* **THE TASK**:
Collect all lines from the records below that include the word "icon".

________

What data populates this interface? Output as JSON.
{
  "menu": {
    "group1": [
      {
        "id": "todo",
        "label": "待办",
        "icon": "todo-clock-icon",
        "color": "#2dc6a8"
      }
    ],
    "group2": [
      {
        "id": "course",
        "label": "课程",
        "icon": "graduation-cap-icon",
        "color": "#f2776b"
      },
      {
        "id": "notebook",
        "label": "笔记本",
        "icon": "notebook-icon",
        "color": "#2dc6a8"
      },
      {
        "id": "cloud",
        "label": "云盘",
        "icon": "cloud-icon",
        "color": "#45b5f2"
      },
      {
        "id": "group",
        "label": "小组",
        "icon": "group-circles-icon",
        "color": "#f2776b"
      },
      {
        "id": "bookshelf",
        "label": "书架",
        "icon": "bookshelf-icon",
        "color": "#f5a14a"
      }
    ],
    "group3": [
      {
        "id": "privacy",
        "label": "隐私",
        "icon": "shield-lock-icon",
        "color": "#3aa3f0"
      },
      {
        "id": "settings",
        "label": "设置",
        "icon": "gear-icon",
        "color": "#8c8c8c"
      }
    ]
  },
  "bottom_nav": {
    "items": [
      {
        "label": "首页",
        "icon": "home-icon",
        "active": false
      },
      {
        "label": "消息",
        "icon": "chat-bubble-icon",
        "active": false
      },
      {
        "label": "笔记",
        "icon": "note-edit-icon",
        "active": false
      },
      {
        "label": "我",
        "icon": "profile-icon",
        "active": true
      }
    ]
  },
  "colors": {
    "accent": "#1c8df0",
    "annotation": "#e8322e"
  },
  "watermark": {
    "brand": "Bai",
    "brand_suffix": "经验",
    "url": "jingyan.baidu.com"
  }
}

________

* **COMPLETE RESPONSE**:
        "icon": "todo-clock-icon",
        "icon": "graduation-cap-icon",
        "icon": "notebook-icon",
        "icon": "cloud-icon",
        "icon": "group-circles-icon",
        "icon": "bookshelf-icon",
        "icon": "shield-lock-icon",
        "icon": "gear-icon",
        "icon": "home-icon",
        "icon": "chat-bubble-icon",
        "icon": "note-edit-icon",
        "icon": "profile-icon",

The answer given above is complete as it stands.